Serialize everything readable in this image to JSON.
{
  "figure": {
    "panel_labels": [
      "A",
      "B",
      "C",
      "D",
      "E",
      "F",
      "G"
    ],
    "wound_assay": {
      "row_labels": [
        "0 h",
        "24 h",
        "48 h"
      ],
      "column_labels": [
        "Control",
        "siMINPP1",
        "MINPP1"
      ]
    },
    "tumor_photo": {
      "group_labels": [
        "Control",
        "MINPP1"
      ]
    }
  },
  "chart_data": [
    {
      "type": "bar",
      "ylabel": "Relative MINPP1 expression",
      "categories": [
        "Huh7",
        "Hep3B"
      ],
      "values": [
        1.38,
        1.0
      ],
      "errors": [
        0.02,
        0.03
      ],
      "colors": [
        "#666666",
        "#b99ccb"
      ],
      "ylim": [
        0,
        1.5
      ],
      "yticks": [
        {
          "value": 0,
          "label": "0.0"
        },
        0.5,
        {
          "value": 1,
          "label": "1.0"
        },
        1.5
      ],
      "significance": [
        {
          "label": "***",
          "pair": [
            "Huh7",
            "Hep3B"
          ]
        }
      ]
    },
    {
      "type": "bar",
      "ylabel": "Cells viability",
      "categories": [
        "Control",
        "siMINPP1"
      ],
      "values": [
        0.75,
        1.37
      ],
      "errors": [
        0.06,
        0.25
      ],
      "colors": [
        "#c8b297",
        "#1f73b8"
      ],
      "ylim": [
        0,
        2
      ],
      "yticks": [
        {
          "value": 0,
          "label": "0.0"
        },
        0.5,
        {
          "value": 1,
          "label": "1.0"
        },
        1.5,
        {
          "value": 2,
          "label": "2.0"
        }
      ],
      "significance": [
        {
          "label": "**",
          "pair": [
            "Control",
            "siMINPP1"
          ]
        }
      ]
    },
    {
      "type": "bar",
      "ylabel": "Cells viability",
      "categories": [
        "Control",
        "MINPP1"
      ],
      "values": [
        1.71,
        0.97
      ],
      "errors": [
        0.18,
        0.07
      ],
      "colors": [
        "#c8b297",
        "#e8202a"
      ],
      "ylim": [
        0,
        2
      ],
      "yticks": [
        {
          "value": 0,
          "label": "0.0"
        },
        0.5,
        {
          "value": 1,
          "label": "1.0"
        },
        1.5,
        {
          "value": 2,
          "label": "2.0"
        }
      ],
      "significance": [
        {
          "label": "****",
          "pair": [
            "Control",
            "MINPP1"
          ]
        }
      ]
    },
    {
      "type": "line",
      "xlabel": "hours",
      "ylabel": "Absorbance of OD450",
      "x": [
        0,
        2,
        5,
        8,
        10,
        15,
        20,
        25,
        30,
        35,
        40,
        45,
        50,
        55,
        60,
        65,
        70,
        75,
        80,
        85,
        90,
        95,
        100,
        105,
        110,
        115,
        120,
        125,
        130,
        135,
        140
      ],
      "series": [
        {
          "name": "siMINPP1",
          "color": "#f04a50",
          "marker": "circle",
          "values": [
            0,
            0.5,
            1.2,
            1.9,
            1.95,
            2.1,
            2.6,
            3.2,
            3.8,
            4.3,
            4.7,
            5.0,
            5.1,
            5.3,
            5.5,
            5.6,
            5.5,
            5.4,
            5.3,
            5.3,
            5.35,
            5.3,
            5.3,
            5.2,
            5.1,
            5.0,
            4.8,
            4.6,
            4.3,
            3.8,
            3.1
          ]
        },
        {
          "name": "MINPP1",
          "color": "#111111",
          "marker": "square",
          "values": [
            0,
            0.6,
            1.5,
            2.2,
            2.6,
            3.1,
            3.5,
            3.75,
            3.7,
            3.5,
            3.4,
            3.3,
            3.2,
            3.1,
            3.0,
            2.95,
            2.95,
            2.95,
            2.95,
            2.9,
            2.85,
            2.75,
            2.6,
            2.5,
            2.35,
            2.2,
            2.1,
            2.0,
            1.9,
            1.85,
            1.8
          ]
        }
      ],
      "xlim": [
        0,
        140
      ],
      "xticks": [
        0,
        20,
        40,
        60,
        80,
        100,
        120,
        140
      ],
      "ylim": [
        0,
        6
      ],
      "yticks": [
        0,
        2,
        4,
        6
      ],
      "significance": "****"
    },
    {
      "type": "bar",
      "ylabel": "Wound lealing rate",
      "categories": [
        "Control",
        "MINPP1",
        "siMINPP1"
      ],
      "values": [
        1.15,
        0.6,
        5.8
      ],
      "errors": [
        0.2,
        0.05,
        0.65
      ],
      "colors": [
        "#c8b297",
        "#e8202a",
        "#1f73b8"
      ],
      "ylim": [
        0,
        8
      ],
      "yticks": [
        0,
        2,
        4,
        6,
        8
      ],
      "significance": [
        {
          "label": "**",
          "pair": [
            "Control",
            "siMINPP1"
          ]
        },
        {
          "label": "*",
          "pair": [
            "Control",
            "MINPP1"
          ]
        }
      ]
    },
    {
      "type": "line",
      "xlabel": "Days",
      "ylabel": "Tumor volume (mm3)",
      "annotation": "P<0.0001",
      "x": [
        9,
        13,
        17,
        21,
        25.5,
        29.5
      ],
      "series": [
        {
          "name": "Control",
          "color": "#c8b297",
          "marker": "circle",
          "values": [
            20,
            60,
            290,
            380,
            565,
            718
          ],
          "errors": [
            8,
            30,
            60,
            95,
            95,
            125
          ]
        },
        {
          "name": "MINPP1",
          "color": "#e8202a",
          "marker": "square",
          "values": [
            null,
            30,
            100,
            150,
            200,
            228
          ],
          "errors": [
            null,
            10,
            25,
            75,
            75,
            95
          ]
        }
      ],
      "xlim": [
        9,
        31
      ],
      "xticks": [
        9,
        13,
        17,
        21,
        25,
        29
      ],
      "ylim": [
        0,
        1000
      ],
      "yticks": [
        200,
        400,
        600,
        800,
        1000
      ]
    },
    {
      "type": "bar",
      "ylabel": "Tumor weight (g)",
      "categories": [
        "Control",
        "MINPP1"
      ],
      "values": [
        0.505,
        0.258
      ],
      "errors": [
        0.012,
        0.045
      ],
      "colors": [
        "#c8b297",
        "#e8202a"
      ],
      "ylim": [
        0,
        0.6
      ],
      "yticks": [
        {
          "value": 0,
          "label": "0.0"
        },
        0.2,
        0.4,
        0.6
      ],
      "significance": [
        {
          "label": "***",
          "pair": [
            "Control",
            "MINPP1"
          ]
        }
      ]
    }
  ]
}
--
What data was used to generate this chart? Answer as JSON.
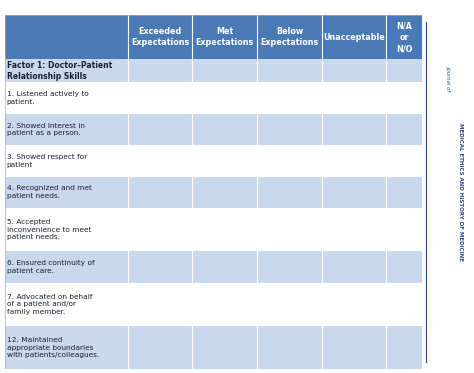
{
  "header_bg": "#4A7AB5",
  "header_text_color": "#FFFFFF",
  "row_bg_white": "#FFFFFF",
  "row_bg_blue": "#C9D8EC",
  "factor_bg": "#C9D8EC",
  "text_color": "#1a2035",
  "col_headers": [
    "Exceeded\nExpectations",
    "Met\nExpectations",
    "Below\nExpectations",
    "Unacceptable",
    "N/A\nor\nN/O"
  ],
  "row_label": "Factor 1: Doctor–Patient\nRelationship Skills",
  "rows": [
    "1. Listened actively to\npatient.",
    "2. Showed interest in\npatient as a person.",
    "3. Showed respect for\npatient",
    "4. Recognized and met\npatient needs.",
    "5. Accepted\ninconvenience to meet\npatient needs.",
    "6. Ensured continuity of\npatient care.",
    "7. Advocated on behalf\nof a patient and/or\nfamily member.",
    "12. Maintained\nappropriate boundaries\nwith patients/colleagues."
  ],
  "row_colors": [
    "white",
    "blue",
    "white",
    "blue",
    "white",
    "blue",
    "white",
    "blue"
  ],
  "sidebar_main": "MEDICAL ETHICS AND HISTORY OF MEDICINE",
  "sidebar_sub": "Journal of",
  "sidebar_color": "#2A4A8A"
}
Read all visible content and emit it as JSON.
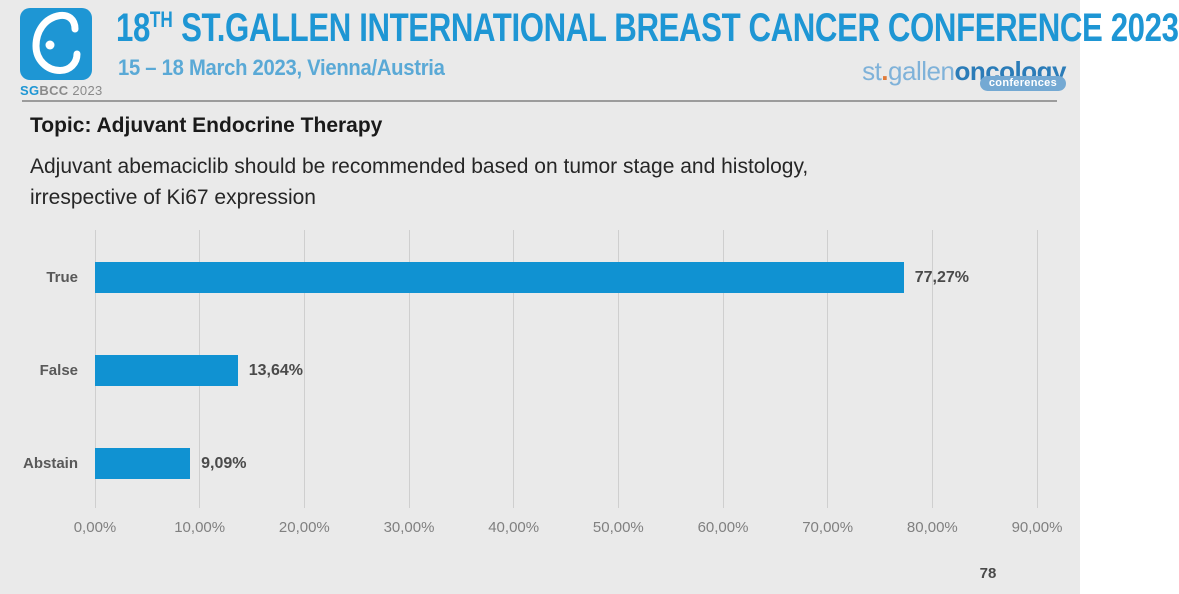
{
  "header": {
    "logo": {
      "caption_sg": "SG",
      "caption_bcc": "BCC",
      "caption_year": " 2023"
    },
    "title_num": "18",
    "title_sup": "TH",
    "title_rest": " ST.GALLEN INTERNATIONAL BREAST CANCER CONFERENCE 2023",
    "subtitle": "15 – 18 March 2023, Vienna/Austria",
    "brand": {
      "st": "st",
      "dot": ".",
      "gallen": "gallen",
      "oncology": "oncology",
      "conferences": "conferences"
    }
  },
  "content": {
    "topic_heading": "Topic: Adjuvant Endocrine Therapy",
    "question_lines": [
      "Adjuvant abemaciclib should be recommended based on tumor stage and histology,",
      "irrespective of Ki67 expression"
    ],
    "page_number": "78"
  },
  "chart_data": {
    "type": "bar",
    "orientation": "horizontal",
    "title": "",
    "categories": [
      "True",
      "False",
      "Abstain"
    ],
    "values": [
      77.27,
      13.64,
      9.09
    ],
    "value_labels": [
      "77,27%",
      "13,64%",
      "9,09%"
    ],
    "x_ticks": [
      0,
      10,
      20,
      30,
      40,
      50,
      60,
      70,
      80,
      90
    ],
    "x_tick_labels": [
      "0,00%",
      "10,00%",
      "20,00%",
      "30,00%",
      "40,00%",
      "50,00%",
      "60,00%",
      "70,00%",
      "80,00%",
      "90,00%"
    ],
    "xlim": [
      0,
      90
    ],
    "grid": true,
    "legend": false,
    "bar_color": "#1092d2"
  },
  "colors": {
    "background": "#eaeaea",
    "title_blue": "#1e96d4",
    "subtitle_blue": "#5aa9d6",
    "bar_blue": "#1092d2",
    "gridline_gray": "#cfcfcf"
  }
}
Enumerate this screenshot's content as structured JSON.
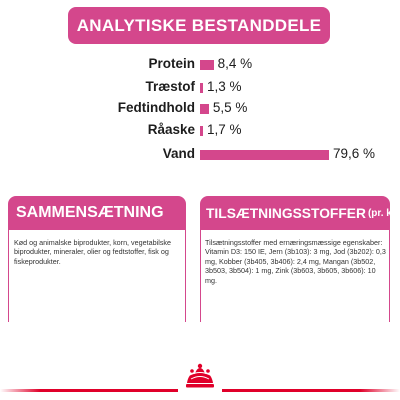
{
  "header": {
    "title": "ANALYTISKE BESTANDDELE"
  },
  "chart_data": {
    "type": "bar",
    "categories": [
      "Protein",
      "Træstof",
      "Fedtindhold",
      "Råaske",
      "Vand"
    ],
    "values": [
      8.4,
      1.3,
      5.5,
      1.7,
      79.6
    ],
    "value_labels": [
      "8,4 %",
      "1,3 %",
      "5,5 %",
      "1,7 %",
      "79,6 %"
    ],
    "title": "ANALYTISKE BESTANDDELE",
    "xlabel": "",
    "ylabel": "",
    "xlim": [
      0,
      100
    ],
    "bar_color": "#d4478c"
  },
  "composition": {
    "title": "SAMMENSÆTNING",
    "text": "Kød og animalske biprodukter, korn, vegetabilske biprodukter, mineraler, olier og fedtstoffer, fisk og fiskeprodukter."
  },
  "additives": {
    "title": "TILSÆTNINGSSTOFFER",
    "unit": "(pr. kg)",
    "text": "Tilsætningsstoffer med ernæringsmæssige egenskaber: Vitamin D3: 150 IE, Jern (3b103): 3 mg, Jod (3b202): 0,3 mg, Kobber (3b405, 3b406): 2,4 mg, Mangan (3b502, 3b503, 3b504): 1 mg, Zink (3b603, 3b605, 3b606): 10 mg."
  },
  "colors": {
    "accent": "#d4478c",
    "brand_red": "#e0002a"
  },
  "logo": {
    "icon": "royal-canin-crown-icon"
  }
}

[Task objective]: Across the data shown above, how many lines carry the string "nExpectations"? Reply with the figure by itself.

[Solution to this exercise]: 3